== Goal of the exercise ==
Make an exact copy of all the data.

==================================================

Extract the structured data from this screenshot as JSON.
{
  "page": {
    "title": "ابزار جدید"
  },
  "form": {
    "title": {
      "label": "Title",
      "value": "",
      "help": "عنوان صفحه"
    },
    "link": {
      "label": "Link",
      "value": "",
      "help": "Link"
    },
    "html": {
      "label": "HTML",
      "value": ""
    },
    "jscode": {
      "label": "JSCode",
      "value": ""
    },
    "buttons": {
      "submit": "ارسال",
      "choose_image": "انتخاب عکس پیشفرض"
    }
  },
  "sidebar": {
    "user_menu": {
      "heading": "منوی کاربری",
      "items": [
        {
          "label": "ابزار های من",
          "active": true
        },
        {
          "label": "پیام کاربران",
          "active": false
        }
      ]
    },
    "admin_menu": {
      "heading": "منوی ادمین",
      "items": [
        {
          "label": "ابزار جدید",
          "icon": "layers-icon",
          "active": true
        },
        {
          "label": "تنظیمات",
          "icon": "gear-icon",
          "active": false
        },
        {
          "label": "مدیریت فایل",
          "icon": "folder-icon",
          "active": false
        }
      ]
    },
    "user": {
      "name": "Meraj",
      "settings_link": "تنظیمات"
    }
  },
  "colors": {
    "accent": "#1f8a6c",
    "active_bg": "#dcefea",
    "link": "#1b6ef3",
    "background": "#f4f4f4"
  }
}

==================================================

== Solution for this problem ==
Extract the structured data from this screenshot as JSON.
{
  "page": {
    "title": "ابزار جدید"
  },
  "form": {
    "title": {
      "label": "Title",
      "value": "",
      "help": "عنوان صفحه"
    },
    "link": {
      "label": "Link",
      "value": "",
      "help": "Link"
    },
    "html": {
      "label": "HTML",
      "value": ""
    },
    "jscode": {
      "label": "JSCode",
      "value": ""
    },
    "buttons": {
      "submit": "ارسال",
      "choose_image": "انتخاب عکس پیشفرض"
    }
  },
  "sidebar": {
    "user_menu": {
      "heading": "منوی کاربری",
      "items": [
        {
          "label": "ابزار های من",
          "active": true
        },
        {
          "label": "پیام کاربران",
          "active": false
        }
      ]
    },
    "admin_menu": {
      "heading": "منوی ادمین",
      "items": [
        {
          "label": "ابزار جدید",
          "icon": "layers-icon",
          "active": true
        },
        {
          "label": "تنظیمات",
          "icon": "gear-icon",
          "active": false
        },
        {
          "label": "مدیریت فایل",
          "icon": "folder-icon",
          "active": false
        }
      ]
    },
    "user": {
      "name": "Meraj",
      "settings_link": "تنظیمات"
    }
  },
  "colors": {
    "accent": "#1f8a6c",
    "active_bg": "#dcefea",
    "link": "#1b6ef3",
    "background": "#f4f4f4"
  }
}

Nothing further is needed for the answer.